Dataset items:
^^^^^^^^

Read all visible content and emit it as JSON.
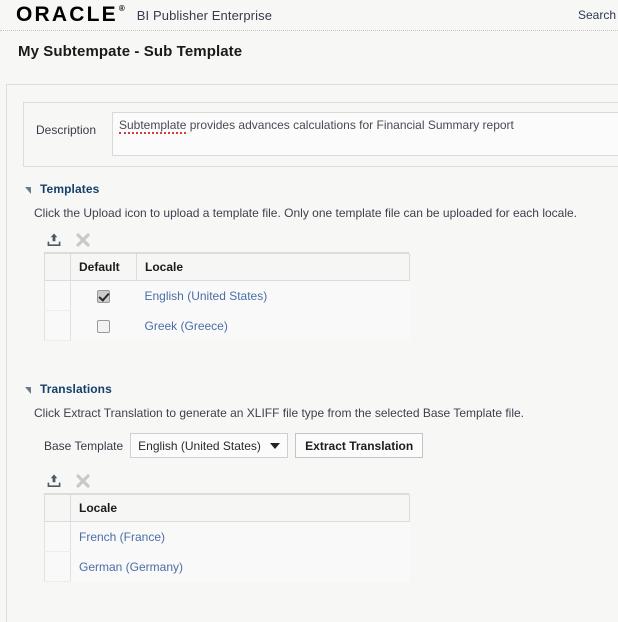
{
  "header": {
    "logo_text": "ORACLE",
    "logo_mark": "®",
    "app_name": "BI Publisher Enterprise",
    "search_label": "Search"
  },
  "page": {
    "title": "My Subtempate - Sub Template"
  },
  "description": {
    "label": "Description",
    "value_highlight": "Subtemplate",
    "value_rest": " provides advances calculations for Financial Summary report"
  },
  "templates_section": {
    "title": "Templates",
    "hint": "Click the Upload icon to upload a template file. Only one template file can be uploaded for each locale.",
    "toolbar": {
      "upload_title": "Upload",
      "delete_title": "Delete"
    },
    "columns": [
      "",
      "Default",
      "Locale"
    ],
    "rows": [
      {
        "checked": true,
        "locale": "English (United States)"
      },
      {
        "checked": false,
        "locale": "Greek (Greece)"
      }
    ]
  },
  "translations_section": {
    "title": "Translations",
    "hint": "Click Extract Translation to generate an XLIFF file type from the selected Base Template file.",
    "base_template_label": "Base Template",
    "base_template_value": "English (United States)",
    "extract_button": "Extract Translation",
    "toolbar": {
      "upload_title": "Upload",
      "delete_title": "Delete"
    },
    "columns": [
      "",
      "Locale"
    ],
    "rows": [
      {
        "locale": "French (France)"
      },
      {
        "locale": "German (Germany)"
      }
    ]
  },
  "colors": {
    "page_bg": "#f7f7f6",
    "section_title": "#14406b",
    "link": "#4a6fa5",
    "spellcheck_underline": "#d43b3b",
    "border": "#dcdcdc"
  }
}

^^^^^^^^

Exercise prompt
Reproduce each line of the records exactly, and omit every picture.

Result
Read all visible content and emit it as JSON.
{
  "header": {
    "logo_text": "ORACLE",
    "logo_mark": "®",
    "app_name": "BI Publisher Enterprise",
    "search_label": "Search"
  },
  "page": {
    "title": "My Subtempate - Sub Template"
  },
  "description": {
    "label": "Description",
    "value_highlight": "Subtemplate",
    "value_rest": " provides advances calculations for Financial Summary report"
  },
  "templates_section": {
    "title": "Templates",
    "hint": "Click the Upload icon to upload a template file. Only one template file can be uploaded for each locale.",
    "toolbar": {
      "upload_title": "Upload",
      "delete_title": "Delete"
    },
    "columns": [
      "",
      "Default",
      "Locale"
    ],
    "rows": [
      {
        "checked": true,
        "locale": "English (United States)"
      },
      {
        "checked": false,
        "locale": "Greek (Greece)"
      }
    ]
  },
  "translations_section": {
    "title": "Translations",
    "hint": "Click Extract Translation to generate an XLIFF file type from the selected Base Template file.",
    "base_template_label": "Base Template",
    "base_template_value": "English (United States)",
    "extract_button": "Extract Translation",
    "toolbar": {
      "upload_title": "Upload",
      "delete_title": "Delete"
    },
    "columns": [
      "",
      "Locale"
    ],
    "rows": [
      {
        "locale": "French (France)"
      },
      {
        "locale": "German (Germany)"
      }
    ]
  },
  "colors": {
    "page_bg": "#f7f7f6",
    "section_title": "#14406b",
    "link": "#4a6fa5",
    "spellcheck_underline": "#d43b3b",
    "border": "#dcdcdc"
  }
}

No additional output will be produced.